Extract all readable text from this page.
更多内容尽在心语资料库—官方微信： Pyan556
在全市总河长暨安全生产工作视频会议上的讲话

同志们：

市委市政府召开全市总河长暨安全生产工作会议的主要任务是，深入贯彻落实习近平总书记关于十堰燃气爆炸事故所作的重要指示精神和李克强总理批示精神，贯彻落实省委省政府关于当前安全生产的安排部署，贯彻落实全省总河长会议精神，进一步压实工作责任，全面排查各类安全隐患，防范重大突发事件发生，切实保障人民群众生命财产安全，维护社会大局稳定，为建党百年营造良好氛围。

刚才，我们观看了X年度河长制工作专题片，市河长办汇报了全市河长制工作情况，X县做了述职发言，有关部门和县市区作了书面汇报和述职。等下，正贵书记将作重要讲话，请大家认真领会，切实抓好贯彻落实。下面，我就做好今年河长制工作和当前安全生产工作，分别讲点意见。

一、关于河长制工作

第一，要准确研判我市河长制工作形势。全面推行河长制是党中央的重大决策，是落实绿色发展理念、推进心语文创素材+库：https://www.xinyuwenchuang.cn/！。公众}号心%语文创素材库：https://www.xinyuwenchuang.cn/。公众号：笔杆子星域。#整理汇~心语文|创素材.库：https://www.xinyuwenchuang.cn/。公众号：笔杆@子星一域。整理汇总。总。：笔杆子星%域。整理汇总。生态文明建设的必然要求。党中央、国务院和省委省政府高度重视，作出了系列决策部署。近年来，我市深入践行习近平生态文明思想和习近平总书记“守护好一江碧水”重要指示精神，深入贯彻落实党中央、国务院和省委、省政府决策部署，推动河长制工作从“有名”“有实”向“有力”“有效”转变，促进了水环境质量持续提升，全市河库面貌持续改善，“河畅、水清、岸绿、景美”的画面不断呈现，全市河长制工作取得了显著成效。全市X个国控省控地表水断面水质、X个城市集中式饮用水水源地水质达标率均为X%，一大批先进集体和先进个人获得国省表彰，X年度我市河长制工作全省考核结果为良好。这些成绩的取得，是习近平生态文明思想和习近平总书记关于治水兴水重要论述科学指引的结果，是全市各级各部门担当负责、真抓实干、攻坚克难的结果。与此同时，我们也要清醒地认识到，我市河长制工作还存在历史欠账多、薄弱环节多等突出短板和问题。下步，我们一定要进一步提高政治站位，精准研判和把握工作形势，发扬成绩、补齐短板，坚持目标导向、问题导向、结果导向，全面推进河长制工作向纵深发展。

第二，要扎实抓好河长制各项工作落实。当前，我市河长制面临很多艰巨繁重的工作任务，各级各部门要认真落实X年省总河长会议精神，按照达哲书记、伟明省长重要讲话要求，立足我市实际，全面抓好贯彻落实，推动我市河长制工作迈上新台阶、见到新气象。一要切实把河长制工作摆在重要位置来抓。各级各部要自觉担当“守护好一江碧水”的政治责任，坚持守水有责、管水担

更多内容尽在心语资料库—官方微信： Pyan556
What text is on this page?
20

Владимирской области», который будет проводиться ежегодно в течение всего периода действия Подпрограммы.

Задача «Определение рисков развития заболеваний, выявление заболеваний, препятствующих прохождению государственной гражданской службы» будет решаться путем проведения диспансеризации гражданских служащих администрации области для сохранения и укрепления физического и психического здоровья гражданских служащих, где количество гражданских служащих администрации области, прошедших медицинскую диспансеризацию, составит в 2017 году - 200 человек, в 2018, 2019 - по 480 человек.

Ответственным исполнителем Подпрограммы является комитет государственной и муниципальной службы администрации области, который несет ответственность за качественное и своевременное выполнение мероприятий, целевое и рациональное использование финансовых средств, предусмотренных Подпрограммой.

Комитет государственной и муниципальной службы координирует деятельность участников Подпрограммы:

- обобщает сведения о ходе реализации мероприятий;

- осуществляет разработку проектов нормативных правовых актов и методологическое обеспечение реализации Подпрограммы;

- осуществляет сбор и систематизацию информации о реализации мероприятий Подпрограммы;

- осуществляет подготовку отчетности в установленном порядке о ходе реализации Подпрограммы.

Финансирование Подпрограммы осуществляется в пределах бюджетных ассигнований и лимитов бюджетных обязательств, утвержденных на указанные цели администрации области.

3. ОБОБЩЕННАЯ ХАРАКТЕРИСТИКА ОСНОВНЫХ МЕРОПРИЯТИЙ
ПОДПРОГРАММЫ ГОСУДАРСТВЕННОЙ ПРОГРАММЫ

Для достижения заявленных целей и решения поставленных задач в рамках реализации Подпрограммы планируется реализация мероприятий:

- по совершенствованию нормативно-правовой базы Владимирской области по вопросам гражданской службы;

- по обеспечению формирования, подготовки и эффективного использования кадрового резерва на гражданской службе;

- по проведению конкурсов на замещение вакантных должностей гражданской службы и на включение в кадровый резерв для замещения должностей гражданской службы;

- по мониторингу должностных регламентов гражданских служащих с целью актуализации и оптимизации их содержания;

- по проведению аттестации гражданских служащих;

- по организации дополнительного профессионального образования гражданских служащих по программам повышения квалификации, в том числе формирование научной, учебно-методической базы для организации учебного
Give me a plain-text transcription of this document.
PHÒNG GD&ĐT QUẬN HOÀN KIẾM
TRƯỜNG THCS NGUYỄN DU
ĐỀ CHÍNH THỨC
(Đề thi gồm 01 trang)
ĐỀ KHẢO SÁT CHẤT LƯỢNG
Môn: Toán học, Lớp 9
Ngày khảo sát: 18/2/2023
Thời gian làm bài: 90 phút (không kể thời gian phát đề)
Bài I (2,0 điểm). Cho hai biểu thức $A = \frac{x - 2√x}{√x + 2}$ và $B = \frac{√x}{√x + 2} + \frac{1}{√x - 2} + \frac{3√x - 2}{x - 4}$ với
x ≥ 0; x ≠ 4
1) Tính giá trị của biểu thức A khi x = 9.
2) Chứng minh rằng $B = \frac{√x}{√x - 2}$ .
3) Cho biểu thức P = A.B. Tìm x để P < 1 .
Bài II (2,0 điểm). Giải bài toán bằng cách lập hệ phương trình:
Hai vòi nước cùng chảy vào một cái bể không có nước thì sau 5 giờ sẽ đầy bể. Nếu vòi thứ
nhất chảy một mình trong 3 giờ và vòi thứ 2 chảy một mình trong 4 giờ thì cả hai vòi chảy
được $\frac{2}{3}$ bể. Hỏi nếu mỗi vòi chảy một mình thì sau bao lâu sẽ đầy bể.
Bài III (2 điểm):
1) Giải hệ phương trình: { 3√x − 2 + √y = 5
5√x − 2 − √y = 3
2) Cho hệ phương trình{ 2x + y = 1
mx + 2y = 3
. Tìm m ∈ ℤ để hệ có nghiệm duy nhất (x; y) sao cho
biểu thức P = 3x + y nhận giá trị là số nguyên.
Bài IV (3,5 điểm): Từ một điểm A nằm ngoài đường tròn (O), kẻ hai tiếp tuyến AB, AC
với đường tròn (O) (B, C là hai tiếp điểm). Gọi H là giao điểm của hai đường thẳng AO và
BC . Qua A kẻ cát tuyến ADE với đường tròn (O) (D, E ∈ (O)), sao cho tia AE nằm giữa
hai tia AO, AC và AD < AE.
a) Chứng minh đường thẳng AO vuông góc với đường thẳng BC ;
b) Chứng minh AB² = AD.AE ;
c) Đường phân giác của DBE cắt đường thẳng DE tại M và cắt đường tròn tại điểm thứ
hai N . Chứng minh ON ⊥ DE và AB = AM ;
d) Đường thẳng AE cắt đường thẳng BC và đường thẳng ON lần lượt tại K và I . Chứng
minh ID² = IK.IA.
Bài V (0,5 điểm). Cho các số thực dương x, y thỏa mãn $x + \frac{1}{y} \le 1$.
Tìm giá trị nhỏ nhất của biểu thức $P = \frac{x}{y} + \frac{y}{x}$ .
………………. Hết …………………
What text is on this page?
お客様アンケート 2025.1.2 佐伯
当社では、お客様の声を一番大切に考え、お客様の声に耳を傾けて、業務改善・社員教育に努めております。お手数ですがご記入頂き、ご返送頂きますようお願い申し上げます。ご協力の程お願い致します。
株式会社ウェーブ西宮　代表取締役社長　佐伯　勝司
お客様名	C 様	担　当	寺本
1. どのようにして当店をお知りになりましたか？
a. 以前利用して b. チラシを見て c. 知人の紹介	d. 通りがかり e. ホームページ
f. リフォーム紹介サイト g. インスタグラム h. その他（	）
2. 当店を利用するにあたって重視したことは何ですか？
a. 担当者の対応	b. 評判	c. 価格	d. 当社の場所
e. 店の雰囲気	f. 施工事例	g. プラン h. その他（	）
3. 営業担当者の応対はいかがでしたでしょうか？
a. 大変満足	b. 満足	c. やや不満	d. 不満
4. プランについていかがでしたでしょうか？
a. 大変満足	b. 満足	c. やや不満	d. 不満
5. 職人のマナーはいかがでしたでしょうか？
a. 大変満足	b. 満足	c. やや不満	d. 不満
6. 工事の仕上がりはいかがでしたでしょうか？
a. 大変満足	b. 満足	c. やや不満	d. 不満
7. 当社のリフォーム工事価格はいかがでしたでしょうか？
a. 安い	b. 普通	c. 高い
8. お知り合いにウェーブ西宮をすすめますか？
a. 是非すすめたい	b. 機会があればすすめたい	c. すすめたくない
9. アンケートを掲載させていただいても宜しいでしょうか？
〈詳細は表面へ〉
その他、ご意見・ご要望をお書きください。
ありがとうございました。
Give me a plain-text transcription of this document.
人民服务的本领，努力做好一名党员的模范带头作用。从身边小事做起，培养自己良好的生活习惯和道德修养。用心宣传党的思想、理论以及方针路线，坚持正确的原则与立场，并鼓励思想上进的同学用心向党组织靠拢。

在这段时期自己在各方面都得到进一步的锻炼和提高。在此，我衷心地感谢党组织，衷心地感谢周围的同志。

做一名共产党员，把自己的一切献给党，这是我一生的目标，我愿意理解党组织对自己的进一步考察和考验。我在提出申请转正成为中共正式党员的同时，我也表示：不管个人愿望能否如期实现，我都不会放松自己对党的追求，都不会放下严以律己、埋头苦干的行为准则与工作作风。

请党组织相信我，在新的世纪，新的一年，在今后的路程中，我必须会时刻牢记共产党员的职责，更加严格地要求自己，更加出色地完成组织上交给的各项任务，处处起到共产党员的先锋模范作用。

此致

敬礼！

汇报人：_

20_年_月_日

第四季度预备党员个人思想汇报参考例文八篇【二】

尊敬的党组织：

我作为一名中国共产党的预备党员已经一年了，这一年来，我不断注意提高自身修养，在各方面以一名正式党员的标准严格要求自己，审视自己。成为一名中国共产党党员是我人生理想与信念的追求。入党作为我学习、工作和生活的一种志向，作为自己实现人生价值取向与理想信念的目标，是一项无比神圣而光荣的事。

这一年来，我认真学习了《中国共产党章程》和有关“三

§ WRITTEN REQUEST: Find out how many lines in the listing contain the string "minh". Give the number alone.

§ EXERCISE RESPONSE: 5